The request: Return the material exactly as supplied, apart from the pictures, which are omitted.

— begin —

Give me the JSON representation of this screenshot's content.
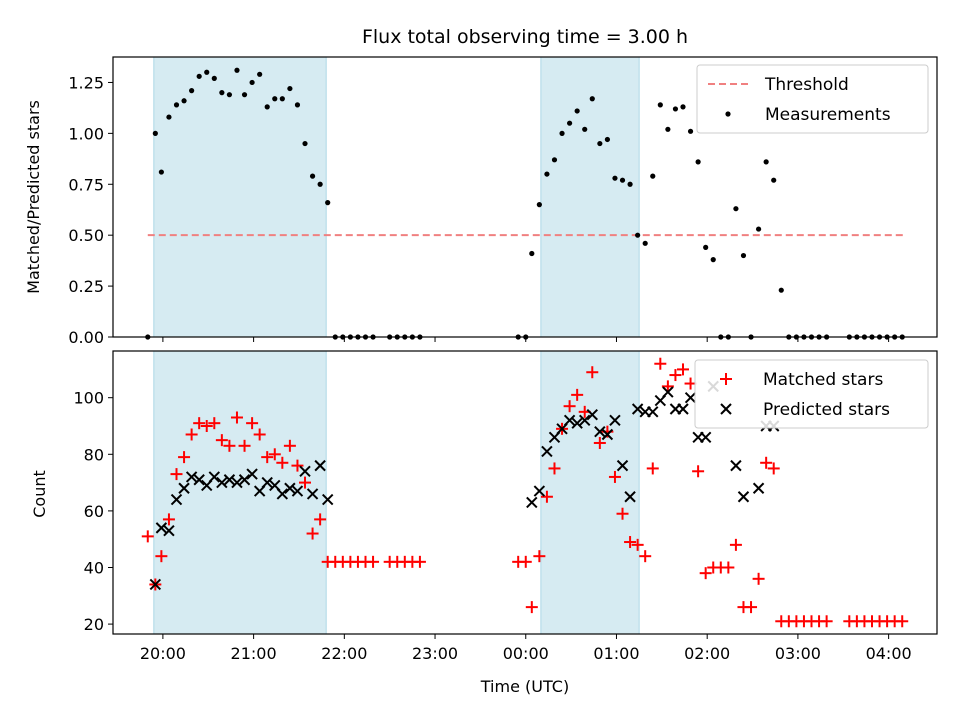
{
  "chart_data": [
    {
      "type": "scatter",
      "title": "Flux total observing time = 3.00 h",
      "ylabel": "Matched/Predicted stars",
      "ylim": [
        0,
        1.375
      ],
      "yticks": [
        0,
        0.25,
        0.5,
        0.75,
        1.0,
        1.25
      ],
      "ytick_labels": [
        "0.00",
        "0.25",
        "0.50",
        "0.75",
        "1.00",
        "1.25"
      ],
      "xlim": [
        1167,
        1712
      ],
      "shaded_intervals": [
        [
          1194,
          1308
        ],
        [
          1450,
          1515
        ]
      ],
      "shade_color": "#add8e6",
      "legend_position": "top-right",
      "threshold": {
        "name": "Threshold",
        "y": 0.5,
        "x_range": [
          1190,
          1690
        ],
        "color": "#f08080",
        "style": "dashed"
      },
      "series": [
        {
          "name": "Measurements",
          "marker": "dot",
          "color": "#000000",
          "x": [
            1190,
            1195,
            1199,
            1204,
            1209,
            1214,
            1219,
            1224,
            1229,
            1234,
            1239,
            1244,
            1249,
            1254,
            1259,
            1264,
            1269,
            1274,
            1279,
            1284,
            1289,
            1294,
            1299,
            1304,
            1309,
            1314,
            1319,
            1324,
            1329,
            1334,
            1339,
            1350,
            1355,
            1360,
            1365,
            1370,
            1435,
            1440,
            1444,
            1449,
            1454,
            1459,
            1464,
            1469,
            1474,
            1479,
            1484,
            1489,
            1494,
            1499,
            1504,
            1509,
            1514,
            1519,
            1524,
            1529,
            1534,
            1539,
            1544,
            1549,
            1554,
            1559,
            1564,
            1569,
            1574,
            1579,
            1584,
            1589,
            1594,
            1599,
            1604,
            1609,
            1614,
            1619,
            1624,
            1629,
            1634,
            1639,
            1654,
            1659,
            1664,
            1669,
            1674,
            1679,
            1684,
            1689
          ],
          "y": [
            0.0,
            1.0,
            0.81,
            1.08,
            1.14,
            1.16,
            1.21,
            1.28,
            1.3,
            1.27,
            1.2,
            1.19,
            1.31,
            1.19,
            1.25,
            1.29,
            1.13,
            1.17,
            1.17,
            1.22,
            1.14,
            0.95,
            0.79,
            0.75,
            0.66,
            0.0,
            0.0,
            0.0,
            0.0,
            0.0,
            0.0,
            0.0,
            0.0,
            0.0,
            0.0,
            0.0,
            0.0,
            0.0,
            0.41,
            0.65,
            0.8,
            0.87,
            1.0,
            1.05,
            1.11,
            1.02,
            1.17,
            0.95,
            0.97,
            0.78,
            0.77,
            0.75,
            0.5,
            0.46,
            0.79,
            1.14,
            1.02,
            1.12,
            1.13,
            1.01,
            0.86,
            0.44,
            0.38,
            0.0,
            0.0,
            0.63,
            0.4,
            0.0,
            0.53,
            0.86,
            0.77,
            0.23,
            0.0,
            0.0,
            0.0,
            0.0,
            0.0,
            0.0,
            0.0,
            0.0,
            0.0,
            0.0,
            0.0,
            0.0,
            0.0,
            0.0
          ]
        }
      ]
    },
    {
      "type": "scatter",
      "ylabel": "Count",
      "xlabel": "Time (UTC)",
      "ylim": [
        16.5,
        116.5
      ],
      "yticks": [
        20,
        40,
        60,
        80,
        100
      ],
      "ytick_labels": [
        "20",
        "40",
        "60",
        "80",
        "100"
      ],
      "xlim": [
        1167,
        1712
      ],
      "xticks": [
        1200,
        1260,
        1320,
        1380,
        1440,
        1500,
        1560,
        1620,
        1680
      ],
      "xtick_labels": [
        "20:00",
        "21:00",
        "22:00",
        "23:00",
        "00:00",
        "01:00",
        "02:00",
        "03:00",
        "04:00"
      ],
      "shaded_intervals": [
        [
          1194,
          1308
        ],
        [
          1450,
          1515
        ]
      ],
      "legend_position": "top-right",
      "series": [
        {
          "name": "Matched stars",
          "marker": "plus",
          "color": "#ff0000",
          "x": [
            1190,
            1195,
            1199,
            1204,
            1209,
            1214,
            1219,
            1224,
            1229,
            1234,
            1239,
            1244,
            1249,
            1254,
            1259,
            1264,
            1269,
            1274,
            1279,
            1284,
            1289,
            1294,
            1299,
            1304,
            1309,
            1314,
            1319,
            1324,
            1329,
            1334,
            1339,
            1350,
            1355,
            1360,
            1365,
            1370,
            1435,
            1440,
            1444,
            1449,
            1454,
            1459,
            1464,
            1469,
            1474,
            1479,
            1484,
            1489,
            1494,
            1499,
            1504,
            1509,
            1514,
            1519,
            1524,
            1529,
            1534,
            1539,
            1544,
            1549,
            1554,
            1559,
            1564,
            1569,
            1574,
            1579,
            1584,
            1589,
            1594,
            1599,
            1604,
            1609,
            1614,
            1619,
            1624,
            1629,
            1634,
            1639,
            1654,
            1659,
            1664,
            1669,
            1674,
            1679,
            1684,
            1689
          ],
          "y": [
            51,
            34,
            44,
            57,
            73,
            79,
            87,
            91,
            90,
            91,
            85,
            83,
            93,
            83,
            91,
            87,
            79,
            80,
            77,
            83,
            76,
            70,
            52,
            57,
            42,
            42,
            42,
            42,
            42,
            42,
            42,
            42,
            42,
            42,
            42,
            42,
            42,
            42,
            26,
            44,
            65,
            75,
            89,
            97,
            101,
            95,
            109,
            84,
            88,
            72,
            59,
            49,
            48,
            44,
            75,
            112,
            104,
            108,
            110,
            105,
            74,
            38,
            40,
            40,
            40,
            48,
            26,
            26,
            36,
            77,
            75,
            21,
            21,
            21,
            21,
            21,
            21,
            21,
            21,
            21,
            21,
            21,
            21,
            21,
            21,
            21
          ]
        },
        {
          "name": "Predicted stars",
          "marker": "x",
          "color": "#000000",
          "x": [
            1195,
            1199,
            1204,
            1209,
            1214,
            1219,
            1224,
            1229,
            1234,
            1239,
            1244,
            1249,
            1254,
            1259,
            1264,
            1269,
            1274,
            1279,
            1284,
            1289,
            1294,
            1299,
            1304,
            1309,
            1444,
            1449,
            1454,
            1459,
            1464,
            1469,
            1474,
            1479,
            1484,
            1489,
            1494,
            1499,
            1504,
            1509,
            1514,
            1519,
            1524,
            1529,
            1534,
            1539,
            1544,
            1549,
            1554,
            1559,
            1564,
            1579,
            1584,
            1594,
            1599,
            1604
          ],
          "y": [
            34,
            54,
            53,
            64,
            68,
            72,
            71,
            69,
            72,
            70,
            71,
            70,
            71,
            73,
            67,
            70,
            69,
            66,
            68,
            67,
            74,
            66,
            76,
            64,
            63,
            67,
            81,
            86,
            89,
            92,
            91,
            92,
            94,
            88,
            87,
            92,
            76,
            65,
            96,
            95,
            95,
            99,
            102,
            96,
            96,
            100,
            86,
            86,
            104,
            76,
            65,
            68,
            90,
            90
          ]
        }
      ]
    }
  ]
}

— end —

Task result:
Give me the JSON representation of this screenshot's content.
{
  "chart_data": [
    {
      "type": "scatter",
      "title": "Flux total observing time = 3.00 h",
      "ylabel": "Matched/Predicted stars",
      "ylim": [
        0,
        1.375
      ],
      "yticks": [
        0,
        0.25,
        0.5,
        0.75,
        1.0,
        1.25
      ],
      "ytick_labels": [
        "0.00",
        "0.25",
        "0.50",
        "0.75",
        "1.00",
        "1.25"
      ],
      "xlim": [
        1167,
        1712
      ],
      "shaded_intervals": [
        [
          1194,
          1308
        ],
        [
          1450,
          1515
        ]
      ],
      "shade_color": "#add8e6",
      "legend_position": "top-right",
      "threshold": {
        "name": "Threshold",
        "y": 0.5,
        "x_range": [
          1190,
          1690
        ],
        "color": "#f08080",
        "style": "dashed"
      },
      "series": [
        {
          "name": "Measurements",
          "marker": "dot",
          "color": "#000000",
          "x": [
            1190,
            1195,
            1199,
            1204,
            1209,
            1214,
            1219,
            1224,
            1229,
            1234,
            1239,
            1244,
            1249,
            1254,
            1259,
            1264,
            1269,
            1274,
            1279,
            1284,
            1289,
            1294,
            1299,
            1304,
            1309,
            1314,
            1319,
            1324,
            1329,
            1334,
            1339,
            1350,
            1355,
            1360,
            1365,
            1370,
            1435,
            1440,
            1444,
            1449,
            1454,
            1459,
            1464,
            1469,
            1474,
            1479,
            1484,
            1489,
            1494,
            1499,
            1504,
            1509,
            1514,
            1519,
            1524,
            1529,
            1534,
            1539,
            1544,
            1549,
            1554,
            1559,
            1564,
            1569,
            1574,
            1579,
            1584,
            1589,
            1594,
            1599,
            1604,
            1609,
            1614,
            1619,
            1624,
            1629,
            1634,
            1639,
            1654,
            1659,
            1664,
            1669,
            1674,
            1679,
            1684,
            1689
          ],
          "y": [
            0.0,
            1.0,
            0.81,
            1.08,
            1.14,
            1.16,
            1.21,
            1.28,
            1.3,
            1.27,
            1.2,
            1.19,
            1.31,
            1.19,
            1.25,
            1.29,
            1.13,
            1.17,
            1.17,
            1.22,
            1.14,
            0.95,
            0.79,
            0.75,
            0.66,
            0.0,
            0.0,
            0.0,
            0.0,
            0.0,
            0.0,
            0.0,
            0.0,
            0.0,
            0.0,
            0.0,
            0.0,
            0.0,
            0.41,
            0.65,
            0.8,
            0.87,
            1.0,
            1.05,
            1.11,
            1.02,
            1.17,
            0.95,
            0.97,
            0.78,
            0.77,
            0.75,
            0.5,
            0.46,
            0.79,
            1.14,
            1.02,
            1.12,
            1.13,
            1.01,
            0.86,
            0.44,
            0.38,
            0.0,
            0.0,
            0.63,
            0.4,
            0.0,
            0.53,
            0.86,
            0.77,
            0.23,
            0.0,
            0.0,
            0.0,
            0.0,
            0.0,
            0.0,
            0.0,
            0.0,
            0.0,
            0.0,
            0.0,
            0.0,
            0.0,
            0.0
          ]
        }
      ]
    },
    {
      "type": "scatter",
      "ylabel": "Count",
      "xlabel": "Time (UTC)",
      "ylim": [
        16.5,
        116.5
      ],
      "yticks": [
        20,
        40,
        60,
        80,
        100
      ],
      "ytick_labels": [
        "20",
        "40",
        "60",
        "80",
        "100"
      ],
      "xlim": [
        1167,
        1712
      ],
      "xticks": [
        1200,
        1260,
        1320,
        1380,
        1440,
        1500,
        1560,
        1620,
        1680
      ],
      "xtick_labels": [
        "20:00",
        "21:00",
        "22:00",
        "23:00",
        "00:00",
        "01:00",
        "02:00",
        "03:00",
        "04:00"
      ],
      "shaded_intervals": [
        [
          1194,
          1308
        ],
        [
          1450,
          1515
        ]
      ],
      "legend_position": "top-right",
      "series": [
        {
          "name": "Matched stars",
          "marker": "plus",
          "color": "#ff0000",
          "x": [
            1190,
            1195,
            1199,
            1204,
            1209,
            1214,
            1219,
            1224,
            1229,
            1234,
            1239,
            1244,
            1249,
            1254,
            1259,
            1264,
            1269,
            1274,
            1279,
            1284,
            1289,
            1294,
            1299,
            1304,
            1309,
            1314,
            1319,
            1324,
            1329,
            1334,
            1339,
            1350,
            1355,
            1360,
            1365,
            1370,
            1435,
            1440,
            1444,
            1449,
            1454,
            1459,
            1464,
            1469,
            1474,
            1479,
            1484,
            1489,
            1494,
            1499,
            1504,
            1509,
            1514,
            1519,
            1524,
            1529,
            1534,
            1539,
            1544,
            1549,
            1554,
            1559,
            1564,
            1569,
            1574,
            1579,
            1584,
            1589,
            1594,
            1599,
            1604,
            1609,
            1614,
            1619,
            1624,
            1629,
            1634,
            1639,
            1654,
            1659,
            1664,
            1669,
            1674,
            1679,
            1684,
            1689
          ],
          "y": [
            51,
            34,
            44,
            57,
            73,
            79,
            87,
            91,
            90,
            91,
            85,
            83,
            93,
            83,
            91,
            87,
            79,
            80,
            77,
            83,
            76,
            70,
            52,
            57,
            42,
            42,
            42,
            42,
            42,
            42,
            42,
            42,
            42,
            42,
            42,
            42,
            42,
            42,
            26,
            44,
            65,
            75,
            89,
            97,
            101,
            95,
            109,
            84,
            88,
            72,
            59,
            49,
            48,
            44,
            75,
            112,
            104,
            108,
            110,
            105,
            74,
            38,
            40,
            40,
            40,
            48,
            26,
            26,
            36,
            77,
            75,
            21,
            21,
            21,
            21,
            21,
            21,
            21,
            21,
            21,
            21,
            21,
            21,
            21,
            21,
            21
          ]
        },
        {
          "name": "Predicted stars",
          "marker": "x",
          "color": "#000000",
          "x": [
            1195,
            1199,
            1204,
            1209,
            1214,
            1219,
            1224,
            1229,
            1234,
            1239,
            1244,
            1249,
            1254,
            1259,
            1264,
            1269,
            1274,
            1279,
            1284,
            1289,
            1294,
            1299,
            1304,
            1309,
            1444,
            1449,
            1454,
            1459,
            1464,
            1469,
            1474,
            1479,
            1484,
            1489,
            1494,
            1499,
            1504,
            1509,
            1514,
            1519,
            1524,
            1529,
            1534,
            1539,
            1544,
            1549,
            1554,
            1559,
            1564,
            1579,
            1584,
            1594,
            1599,
            1604
          ],
          "y": [
            34,
            54,
            53,
            64,
            68,
            72,
            71,
            69,
            72,
            70,
            71,
            70,
            71,
            73,
            67,
            70,
            69,
            66,
            68,
            67,
            74,
            66,
            76,
            64,
            63,
            67,
            81,
            86,
            89,
            92,
            91,
            92,
            94,
            88,
            87,
            92,
            76,
            65,
            96,
            95,
            95,
            99,
            102,
            96,
            96,
            100,
            86,
            86,
            104,
            76,
            65,
            68,
            90,
            90
          ]
        }
      ]
    }
  ]
}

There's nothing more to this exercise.